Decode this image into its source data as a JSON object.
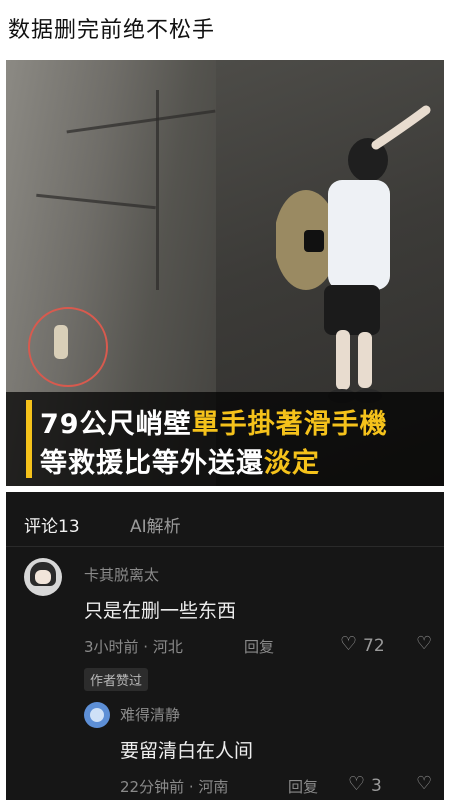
{
  "post": {
    "title": "数据删完前绝不松手"
  },
  "video": {
    "caption_line1_white": "79公尺峭壁",
    "caption_line1_yellow": "單手掛著滑手機",
    "caption_line2_white": "等救援比等外送還",
    "caption_line2_yellow": "淡定"
  },
  "comments": {
    "tab_active": "评论13",
    "tab_ai": "AI解析",
    "items": [
      {
        "user": "卡其脱离太",
        "text": "只是在删一些东西",
        "meta": "3小时前 · 河北",
        "reply_label": "回复",
        "likes": "72",
        "badge": "作者赞过"
      },
      {
        "user": "难得清静",
        "text": "要留清白在人间",
        "meta": "22分钟前 · 河南",
        "reply_label": "回复",
        "likes": "3"
      }
    ]
  },
  "icons": {
    "like": "heart-outline-icon",
    "dislike": "broken-heart-icon"
  },
  "colors": {
    "caption_accent": "#f5c21b",
    "comment_bg": "#161616",
    "circle_marker": "#d85a4e"
  }
}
□ □ □ □ □
#### Directive:
Write out the entries above word for word. Do not include the pictures.

#### Solved problem:
Decode this image into its source data as a JSON object.
{
  "post": {
    "title": "数据删完前绝不松手"
  },
  "video": {
    "caption_line1_white": "79公尺峭壁",
    "caption_line1_yellow": "單手掛著滑手機",
    "caption_line2_white": "等救援比等外送還",
    "caption_line2_yellow": "淡定"
  },
  "comments": {
    "tab_active": "评论13",
    "tab_ai": "AI解析",
    "items": [
      {
        "user": "卡其脱离太",
        "text": "只是在删一些东西",
        "meta": "3小时前 · 河北",
        "reply_label": "回复",
        "likes": "72",
        "badge": "作者赞过"
      },
      {
        "user": "难得清静",
        "text": "要留清白在人间",
        "meta": "22分钟前 · 河南",
        "reply_label": "回复",
        "likes": "3"
      }
    ]
  },
  "icons": {
    "like": "heart-outline-icon",
    "dislike": "broken-heart-icon"
  },
  "colors": {
    "caption_accent": "#f5c21b",
    "comment_bg": "#161616",
    "circle_marker": "#d85a4e"
  }
}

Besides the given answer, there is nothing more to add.